■ Aim of the task ■
Copy the items word for word, from the first line through the line that contains "Identify all the", with that line included. Omit the pictures from your copy.

Recorded data
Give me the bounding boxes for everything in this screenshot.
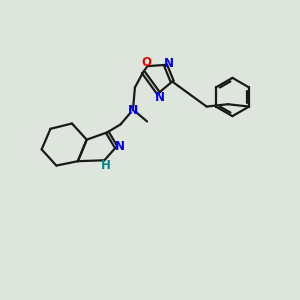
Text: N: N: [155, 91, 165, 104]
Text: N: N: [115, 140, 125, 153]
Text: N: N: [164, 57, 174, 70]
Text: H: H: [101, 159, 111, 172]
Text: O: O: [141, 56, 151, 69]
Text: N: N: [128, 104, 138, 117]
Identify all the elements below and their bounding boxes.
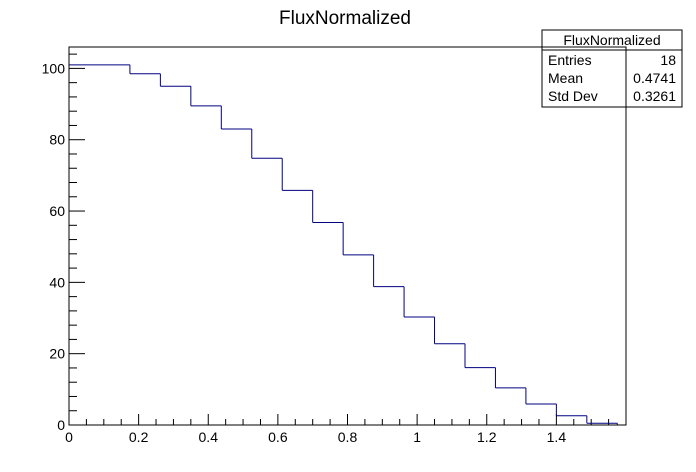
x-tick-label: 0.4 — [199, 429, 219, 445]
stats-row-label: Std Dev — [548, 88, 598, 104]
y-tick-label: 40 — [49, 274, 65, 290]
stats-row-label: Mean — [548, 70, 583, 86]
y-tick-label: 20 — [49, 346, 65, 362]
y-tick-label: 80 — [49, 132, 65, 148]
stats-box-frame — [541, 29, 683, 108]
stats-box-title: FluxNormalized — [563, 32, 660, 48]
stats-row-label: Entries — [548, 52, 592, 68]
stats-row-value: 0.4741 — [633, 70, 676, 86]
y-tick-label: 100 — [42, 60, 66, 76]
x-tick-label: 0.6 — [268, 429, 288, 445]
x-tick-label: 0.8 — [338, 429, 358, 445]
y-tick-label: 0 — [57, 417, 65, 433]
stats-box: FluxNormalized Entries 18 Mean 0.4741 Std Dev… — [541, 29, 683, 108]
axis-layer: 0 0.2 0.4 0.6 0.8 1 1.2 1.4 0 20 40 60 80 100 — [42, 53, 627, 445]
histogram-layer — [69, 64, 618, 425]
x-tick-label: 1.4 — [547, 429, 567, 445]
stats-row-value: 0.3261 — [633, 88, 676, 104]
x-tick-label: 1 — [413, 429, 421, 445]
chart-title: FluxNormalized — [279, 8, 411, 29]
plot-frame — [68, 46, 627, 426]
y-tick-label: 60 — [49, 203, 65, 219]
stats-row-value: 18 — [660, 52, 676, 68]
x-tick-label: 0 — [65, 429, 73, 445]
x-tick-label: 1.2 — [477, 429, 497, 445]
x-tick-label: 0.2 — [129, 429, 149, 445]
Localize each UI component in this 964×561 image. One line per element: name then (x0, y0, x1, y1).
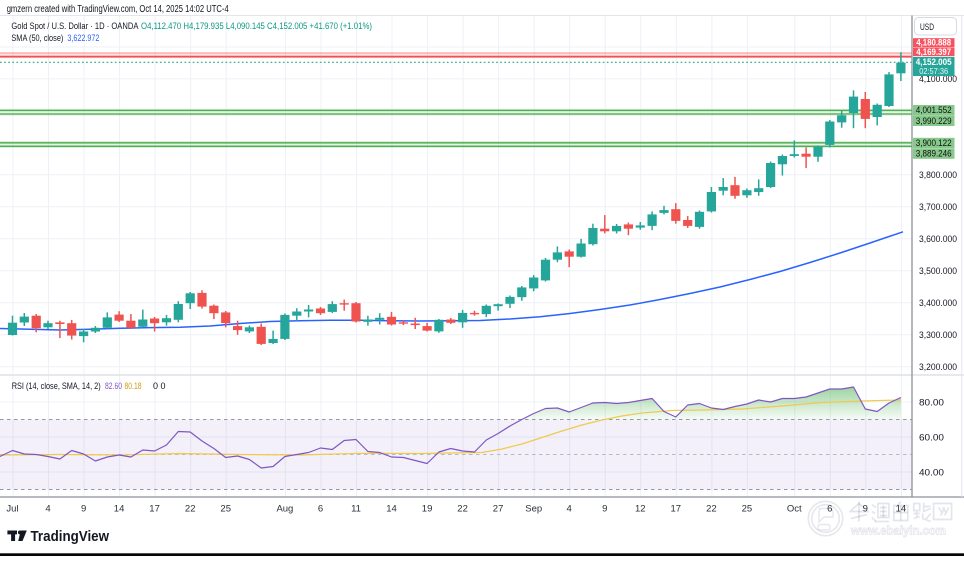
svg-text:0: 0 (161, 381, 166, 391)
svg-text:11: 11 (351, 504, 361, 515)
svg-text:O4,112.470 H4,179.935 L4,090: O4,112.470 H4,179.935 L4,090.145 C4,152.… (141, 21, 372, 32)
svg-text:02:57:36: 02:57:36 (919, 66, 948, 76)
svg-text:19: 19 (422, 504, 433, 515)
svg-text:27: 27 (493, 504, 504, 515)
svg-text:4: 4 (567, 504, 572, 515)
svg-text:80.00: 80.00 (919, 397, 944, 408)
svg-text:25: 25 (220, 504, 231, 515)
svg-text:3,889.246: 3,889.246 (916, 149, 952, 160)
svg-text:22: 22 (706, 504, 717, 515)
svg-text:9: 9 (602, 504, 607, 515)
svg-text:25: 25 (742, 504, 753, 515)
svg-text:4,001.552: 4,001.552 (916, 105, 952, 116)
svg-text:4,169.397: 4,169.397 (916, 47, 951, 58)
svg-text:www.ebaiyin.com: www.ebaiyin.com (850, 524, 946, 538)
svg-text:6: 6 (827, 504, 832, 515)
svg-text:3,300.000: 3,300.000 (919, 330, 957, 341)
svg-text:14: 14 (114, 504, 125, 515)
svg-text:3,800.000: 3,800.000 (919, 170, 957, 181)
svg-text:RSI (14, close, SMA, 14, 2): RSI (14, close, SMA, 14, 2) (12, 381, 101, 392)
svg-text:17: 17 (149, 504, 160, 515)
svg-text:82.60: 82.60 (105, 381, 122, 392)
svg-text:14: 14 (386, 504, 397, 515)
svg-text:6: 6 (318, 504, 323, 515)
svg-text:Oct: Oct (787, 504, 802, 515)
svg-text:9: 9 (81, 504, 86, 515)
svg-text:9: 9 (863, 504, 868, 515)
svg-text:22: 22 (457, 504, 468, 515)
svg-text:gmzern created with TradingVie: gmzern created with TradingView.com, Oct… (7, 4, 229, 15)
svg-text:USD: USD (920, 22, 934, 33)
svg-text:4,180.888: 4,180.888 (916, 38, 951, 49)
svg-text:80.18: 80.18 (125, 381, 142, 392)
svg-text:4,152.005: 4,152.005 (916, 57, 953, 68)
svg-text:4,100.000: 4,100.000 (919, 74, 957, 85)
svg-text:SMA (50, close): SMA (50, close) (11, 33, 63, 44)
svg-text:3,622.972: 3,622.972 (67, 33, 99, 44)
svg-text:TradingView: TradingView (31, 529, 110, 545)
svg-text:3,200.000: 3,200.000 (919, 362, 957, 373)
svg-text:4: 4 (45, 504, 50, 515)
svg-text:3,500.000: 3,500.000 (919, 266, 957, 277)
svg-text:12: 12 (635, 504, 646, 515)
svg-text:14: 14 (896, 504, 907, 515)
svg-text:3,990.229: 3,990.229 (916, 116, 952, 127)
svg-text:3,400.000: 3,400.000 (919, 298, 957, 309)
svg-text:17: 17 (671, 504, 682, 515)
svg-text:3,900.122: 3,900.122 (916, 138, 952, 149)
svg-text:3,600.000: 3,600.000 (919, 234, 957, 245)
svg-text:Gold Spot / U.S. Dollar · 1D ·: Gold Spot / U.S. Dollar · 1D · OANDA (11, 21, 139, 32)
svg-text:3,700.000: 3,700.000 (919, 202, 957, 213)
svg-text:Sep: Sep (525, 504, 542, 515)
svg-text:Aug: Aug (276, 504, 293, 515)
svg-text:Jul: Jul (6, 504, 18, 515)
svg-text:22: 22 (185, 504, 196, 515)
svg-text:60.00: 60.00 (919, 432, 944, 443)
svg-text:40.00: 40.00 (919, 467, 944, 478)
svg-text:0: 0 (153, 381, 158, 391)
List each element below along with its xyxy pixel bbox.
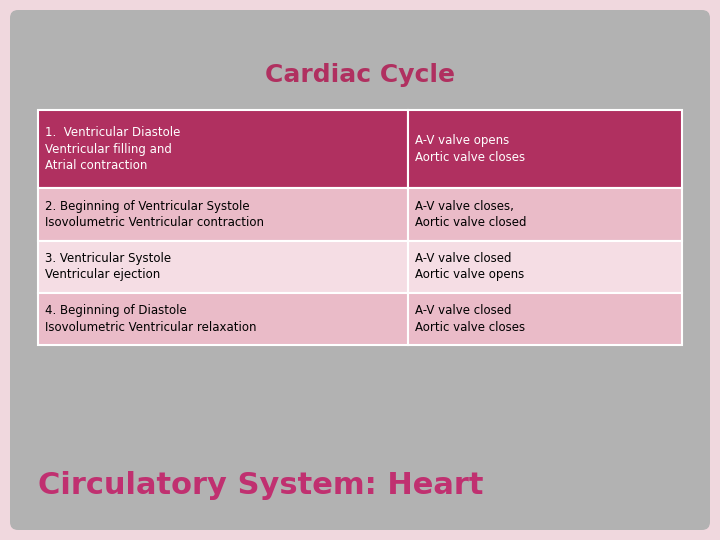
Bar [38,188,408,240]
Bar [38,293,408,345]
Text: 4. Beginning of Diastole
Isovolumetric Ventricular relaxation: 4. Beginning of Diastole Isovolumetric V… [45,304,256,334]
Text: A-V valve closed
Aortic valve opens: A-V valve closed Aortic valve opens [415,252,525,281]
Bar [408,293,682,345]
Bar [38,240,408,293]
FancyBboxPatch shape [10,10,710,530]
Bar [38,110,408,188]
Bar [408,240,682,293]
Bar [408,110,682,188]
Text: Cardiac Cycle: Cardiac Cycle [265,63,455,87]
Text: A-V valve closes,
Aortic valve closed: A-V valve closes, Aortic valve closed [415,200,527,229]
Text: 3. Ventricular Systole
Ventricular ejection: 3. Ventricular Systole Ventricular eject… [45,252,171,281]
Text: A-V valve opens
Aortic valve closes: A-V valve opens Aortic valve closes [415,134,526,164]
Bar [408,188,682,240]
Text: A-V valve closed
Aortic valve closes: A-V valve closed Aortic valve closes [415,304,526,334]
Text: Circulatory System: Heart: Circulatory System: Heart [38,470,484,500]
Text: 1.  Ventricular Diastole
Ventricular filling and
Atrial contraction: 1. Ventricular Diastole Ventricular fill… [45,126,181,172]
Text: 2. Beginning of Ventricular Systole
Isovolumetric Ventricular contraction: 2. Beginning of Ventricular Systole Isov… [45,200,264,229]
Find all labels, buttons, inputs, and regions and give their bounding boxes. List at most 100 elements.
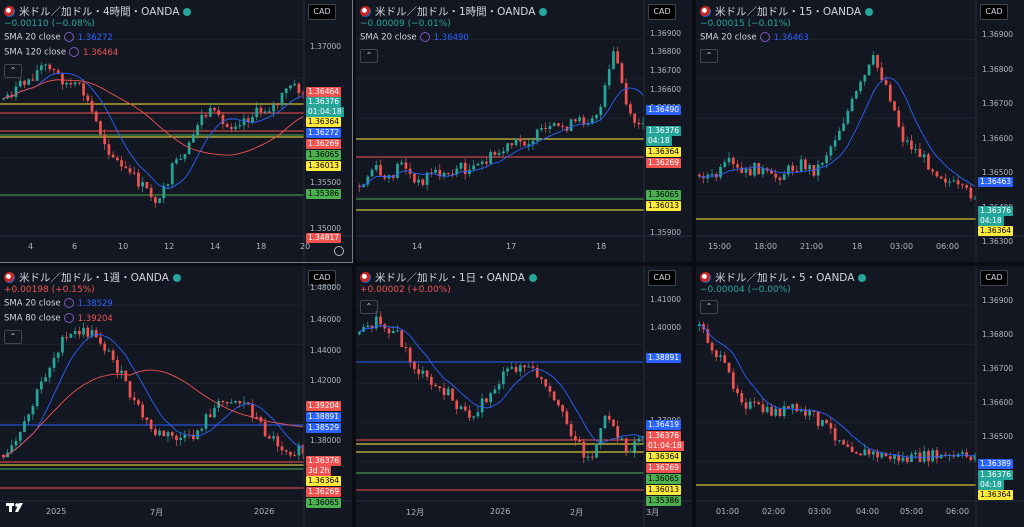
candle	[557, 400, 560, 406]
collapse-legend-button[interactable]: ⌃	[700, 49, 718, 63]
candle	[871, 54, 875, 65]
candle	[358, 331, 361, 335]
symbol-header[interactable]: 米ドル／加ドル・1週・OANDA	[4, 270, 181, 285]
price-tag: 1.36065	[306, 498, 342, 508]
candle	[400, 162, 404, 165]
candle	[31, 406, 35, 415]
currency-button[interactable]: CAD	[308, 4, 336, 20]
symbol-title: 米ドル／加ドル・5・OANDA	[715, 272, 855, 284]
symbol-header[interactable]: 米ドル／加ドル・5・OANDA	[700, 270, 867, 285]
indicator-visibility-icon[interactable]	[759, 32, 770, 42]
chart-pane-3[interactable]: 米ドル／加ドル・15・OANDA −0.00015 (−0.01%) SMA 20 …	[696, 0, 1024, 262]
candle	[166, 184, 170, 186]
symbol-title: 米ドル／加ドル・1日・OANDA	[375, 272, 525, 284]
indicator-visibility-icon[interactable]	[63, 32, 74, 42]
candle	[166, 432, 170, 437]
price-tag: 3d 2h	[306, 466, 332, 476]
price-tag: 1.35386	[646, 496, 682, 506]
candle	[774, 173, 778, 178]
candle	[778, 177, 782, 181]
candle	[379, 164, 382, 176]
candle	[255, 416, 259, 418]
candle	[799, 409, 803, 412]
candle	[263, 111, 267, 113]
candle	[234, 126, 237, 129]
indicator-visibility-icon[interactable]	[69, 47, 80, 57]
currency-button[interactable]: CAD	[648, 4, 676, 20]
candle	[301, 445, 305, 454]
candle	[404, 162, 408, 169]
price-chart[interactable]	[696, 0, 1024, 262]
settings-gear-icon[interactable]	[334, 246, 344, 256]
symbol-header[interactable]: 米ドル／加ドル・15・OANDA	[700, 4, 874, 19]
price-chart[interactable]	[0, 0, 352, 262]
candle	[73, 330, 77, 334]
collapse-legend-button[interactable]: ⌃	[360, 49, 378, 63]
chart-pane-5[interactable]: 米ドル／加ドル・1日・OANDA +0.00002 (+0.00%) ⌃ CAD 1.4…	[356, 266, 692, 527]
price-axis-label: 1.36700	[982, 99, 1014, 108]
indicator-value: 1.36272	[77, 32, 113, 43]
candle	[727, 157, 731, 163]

■ Completed task ■
Give me the bounding boxes for everything in this screenshot.
Text: N: N: [155, 91, 165, 104]
Text: N: N: [115, 140, 125, 153]
Text: N: N: [164, 57, 174, 70]
Text: H: H: [101, 159, 111, 172]
Text: O: O: [141, 56, 151, 69]
Text: N: N: [128, 104, 138, 117]
Identify all the elements below and their bounding boxes.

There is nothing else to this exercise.